分析函数cube和rollup魅力
首先请看下面例子
1)创建表
create table group_test (group_id int, job varchar2(10), name varchar2(10), salary int);
2)初始化表
insert into group_test values (10,‘Coding‘, ‘Bruce‘,1000);
insert into group_test values (10,‘Programmer‘,‘Clair‘,1000);
insert into group_test values (10,‘Architect‘, ‘Gideon‘,1000);
insert into group_test values (10,‘Director‘, ‘Hill‘,1000);
insert into group_test values (20,‘Coding‘, ‘Jason‘,2000);
insert into group_test values (20,‘Programmer‘,‘Joey‘,2000);
insert into group_test values (20,‘Architect‘, ‘Martin‘,2000);
insert into group_test values (20,‘Director‘, ‘Michael‘,2000);
insert into group_test values (30,‘Coding‘, ‘Rebecca‘,3000);
insert into group_test values (30,‘Programmer‘,‘Rex‘,3000);
insert into group_test values (30,‘Architect‘, ‘Richard‘,3000);
insert into group_test values (30,‘Director‘, ‘Sabrina‘,3000);
insert into group_test values (40,‘Coding‘, ‘Samuel‘,4000);
insert into group_test values (40,‘Programmer‘,‘Susy‘,4000);
insert into group_test values (40,‘Architect‘, ‘Tina‘,4000);
insert into group_test values (40,‘Director‘, ‘Wendy‘,4000);
commit;
select t.group_id, sum(t.salary) from group_test t group by t.group_id order by 1;
3)查看rollup函数
select t.group_id, sum(t.salary) from group_test t group by rollup(t.group_id)order by 1;
select t.group_id,job, sum(t.salary) from group_test t group by rollup(t.group_id,job) order by 1;
4)查看cube函数
select t.group_id, sum(t.salary) from group_test t group by cube(t.group_id)order by 1;
由此可见rollup以及cude函数是group by函数的扩展,方便用来做小计的分析函数
仔细观察两个函数的细微差别
rollup(a,b) 统计列包含:(a,b)、(a)、()

+++++

- [任务要求]
上文介绍cube和rollup的文章中，建表语句为group_test表定义了哪些列？请列出每一列的列名及其数据类型。

- [原始材料]
+++++

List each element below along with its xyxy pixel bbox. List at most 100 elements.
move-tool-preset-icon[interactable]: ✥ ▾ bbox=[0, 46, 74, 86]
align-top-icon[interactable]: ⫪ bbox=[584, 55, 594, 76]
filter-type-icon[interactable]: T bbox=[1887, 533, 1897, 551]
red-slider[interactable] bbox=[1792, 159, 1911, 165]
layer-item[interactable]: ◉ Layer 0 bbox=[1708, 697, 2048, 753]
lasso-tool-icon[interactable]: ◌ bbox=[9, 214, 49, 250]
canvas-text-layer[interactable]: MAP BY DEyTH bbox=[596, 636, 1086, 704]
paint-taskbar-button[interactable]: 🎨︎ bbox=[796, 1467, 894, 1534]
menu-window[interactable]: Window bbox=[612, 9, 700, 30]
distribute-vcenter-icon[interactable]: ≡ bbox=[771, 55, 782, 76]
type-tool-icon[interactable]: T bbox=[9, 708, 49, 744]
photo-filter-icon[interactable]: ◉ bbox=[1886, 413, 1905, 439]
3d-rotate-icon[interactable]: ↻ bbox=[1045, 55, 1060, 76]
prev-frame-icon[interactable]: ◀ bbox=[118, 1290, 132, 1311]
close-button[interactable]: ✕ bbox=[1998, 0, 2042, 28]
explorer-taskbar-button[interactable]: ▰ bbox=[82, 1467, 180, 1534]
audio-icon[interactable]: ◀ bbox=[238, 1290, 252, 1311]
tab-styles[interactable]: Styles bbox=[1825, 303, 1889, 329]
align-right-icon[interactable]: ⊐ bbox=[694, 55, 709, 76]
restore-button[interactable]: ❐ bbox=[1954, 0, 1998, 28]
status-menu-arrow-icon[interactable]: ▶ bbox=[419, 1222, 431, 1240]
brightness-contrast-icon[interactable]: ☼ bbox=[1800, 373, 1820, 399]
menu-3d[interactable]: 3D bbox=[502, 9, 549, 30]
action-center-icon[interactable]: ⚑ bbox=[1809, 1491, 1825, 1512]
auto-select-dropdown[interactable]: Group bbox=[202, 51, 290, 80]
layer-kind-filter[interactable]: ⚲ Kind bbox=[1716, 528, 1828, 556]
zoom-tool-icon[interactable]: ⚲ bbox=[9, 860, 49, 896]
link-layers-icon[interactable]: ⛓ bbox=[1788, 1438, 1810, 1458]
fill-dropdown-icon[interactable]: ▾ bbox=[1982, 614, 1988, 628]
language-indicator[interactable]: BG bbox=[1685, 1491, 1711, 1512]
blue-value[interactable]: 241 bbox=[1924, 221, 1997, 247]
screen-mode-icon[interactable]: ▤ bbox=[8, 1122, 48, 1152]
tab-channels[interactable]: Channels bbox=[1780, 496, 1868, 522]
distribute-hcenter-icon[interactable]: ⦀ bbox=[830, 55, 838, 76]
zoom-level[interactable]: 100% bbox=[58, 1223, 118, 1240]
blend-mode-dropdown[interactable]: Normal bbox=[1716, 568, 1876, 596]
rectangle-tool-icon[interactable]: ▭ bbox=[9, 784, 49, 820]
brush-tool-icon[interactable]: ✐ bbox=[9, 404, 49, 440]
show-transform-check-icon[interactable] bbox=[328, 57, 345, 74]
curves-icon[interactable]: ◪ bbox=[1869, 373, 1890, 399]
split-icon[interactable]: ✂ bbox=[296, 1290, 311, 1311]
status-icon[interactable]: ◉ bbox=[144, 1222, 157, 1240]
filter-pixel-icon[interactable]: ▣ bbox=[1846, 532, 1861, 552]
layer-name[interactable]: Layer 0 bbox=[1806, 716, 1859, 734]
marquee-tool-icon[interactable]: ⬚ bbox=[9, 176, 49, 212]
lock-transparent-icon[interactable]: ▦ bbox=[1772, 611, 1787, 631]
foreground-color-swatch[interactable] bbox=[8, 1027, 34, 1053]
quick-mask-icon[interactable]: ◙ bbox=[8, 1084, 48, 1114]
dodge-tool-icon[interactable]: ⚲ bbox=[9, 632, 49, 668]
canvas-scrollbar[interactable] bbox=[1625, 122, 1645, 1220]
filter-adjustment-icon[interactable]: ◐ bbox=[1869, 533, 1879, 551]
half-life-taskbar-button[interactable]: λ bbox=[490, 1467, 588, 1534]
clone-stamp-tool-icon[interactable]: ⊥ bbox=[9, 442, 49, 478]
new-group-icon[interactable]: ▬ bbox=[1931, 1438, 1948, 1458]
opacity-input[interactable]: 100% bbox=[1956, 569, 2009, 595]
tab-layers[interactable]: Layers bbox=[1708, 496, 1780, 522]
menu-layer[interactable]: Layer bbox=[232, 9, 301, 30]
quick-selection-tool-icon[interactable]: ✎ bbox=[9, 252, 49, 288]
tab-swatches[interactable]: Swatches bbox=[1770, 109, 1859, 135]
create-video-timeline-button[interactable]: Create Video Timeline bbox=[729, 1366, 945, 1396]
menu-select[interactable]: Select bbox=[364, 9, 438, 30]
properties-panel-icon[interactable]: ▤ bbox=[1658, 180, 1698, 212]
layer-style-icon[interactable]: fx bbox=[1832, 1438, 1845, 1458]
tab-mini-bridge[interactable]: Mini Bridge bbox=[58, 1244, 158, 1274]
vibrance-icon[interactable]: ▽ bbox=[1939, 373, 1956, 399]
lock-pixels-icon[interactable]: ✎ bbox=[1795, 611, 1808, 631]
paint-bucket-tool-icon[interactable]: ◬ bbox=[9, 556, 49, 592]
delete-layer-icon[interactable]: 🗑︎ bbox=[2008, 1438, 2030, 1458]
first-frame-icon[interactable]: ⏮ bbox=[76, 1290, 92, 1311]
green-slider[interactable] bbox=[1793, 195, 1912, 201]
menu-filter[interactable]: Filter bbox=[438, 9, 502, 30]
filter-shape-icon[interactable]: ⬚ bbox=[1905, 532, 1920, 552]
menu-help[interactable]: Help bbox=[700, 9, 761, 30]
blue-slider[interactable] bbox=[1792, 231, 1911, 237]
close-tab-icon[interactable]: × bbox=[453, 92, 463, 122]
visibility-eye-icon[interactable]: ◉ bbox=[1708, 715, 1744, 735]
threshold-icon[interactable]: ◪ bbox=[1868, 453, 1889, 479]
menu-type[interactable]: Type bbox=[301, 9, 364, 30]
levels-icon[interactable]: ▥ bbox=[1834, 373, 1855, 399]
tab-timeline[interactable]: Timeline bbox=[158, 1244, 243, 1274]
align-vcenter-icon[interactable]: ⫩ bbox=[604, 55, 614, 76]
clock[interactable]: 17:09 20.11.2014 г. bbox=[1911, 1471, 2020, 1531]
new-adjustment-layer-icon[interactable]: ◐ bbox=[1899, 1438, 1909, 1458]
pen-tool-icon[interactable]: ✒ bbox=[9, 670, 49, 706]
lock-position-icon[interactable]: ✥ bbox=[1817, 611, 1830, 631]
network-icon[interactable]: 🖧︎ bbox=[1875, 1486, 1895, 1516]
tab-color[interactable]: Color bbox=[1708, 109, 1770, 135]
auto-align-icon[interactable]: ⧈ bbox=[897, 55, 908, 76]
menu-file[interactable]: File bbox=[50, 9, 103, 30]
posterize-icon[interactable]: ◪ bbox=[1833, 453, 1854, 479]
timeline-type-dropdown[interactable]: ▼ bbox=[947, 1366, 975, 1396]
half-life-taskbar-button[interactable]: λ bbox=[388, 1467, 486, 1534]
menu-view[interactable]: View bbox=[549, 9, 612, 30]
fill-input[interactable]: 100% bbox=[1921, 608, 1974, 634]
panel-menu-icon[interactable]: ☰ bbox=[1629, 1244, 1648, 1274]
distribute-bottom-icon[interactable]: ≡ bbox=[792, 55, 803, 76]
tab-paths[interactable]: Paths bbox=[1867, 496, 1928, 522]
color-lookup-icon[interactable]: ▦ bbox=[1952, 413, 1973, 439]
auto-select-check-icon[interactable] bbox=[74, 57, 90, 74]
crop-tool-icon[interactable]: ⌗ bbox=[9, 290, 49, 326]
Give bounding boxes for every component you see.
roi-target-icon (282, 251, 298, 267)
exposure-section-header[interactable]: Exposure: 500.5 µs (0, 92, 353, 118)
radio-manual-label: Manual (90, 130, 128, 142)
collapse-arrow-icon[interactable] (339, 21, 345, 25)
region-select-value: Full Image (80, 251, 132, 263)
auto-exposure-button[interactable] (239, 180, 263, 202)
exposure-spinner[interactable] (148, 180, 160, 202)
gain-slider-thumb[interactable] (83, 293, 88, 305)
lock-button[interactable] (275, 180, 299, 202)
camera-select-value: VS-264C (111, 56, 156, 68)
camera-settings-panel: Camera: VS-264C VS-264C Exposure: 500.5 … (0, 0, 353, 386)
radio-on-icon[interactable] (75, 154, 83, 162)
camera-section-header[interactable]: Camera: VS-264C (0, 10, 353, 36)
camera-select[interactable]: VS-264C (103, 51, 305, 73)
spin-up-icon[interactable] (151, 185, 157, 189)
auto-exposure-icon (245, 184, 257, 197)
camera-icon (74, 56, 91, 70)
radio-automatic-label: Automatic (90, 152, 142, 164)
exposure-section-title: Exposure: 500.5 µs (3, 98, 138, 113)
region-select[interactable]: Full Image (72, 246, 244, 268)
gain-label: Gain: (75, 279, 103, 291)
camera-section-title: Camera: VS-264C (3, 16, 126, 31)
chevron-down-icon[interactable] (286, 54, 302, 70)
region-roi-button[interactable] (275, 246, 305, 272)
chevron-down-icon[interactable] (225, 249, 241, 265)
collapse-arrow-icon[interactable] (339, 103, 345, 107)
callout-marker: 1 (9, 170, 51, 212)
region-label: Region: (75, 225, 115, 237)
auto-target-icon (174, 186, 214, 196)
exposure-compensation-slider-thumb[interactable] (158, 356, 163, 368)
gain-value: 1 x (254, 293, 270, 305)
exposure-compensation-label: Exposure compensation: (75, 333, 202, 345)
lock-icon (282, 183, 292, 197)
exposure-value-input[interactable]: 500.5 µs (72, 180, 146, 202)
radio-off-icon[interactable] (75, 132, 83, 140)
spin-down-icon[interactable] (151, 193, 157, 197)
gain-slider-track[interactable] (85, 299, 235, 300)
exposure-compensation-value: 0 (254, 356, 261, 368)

+++++

- [参考答案]
group_id：int
job：varchar2(10)
name：varchar2(10)
salary：int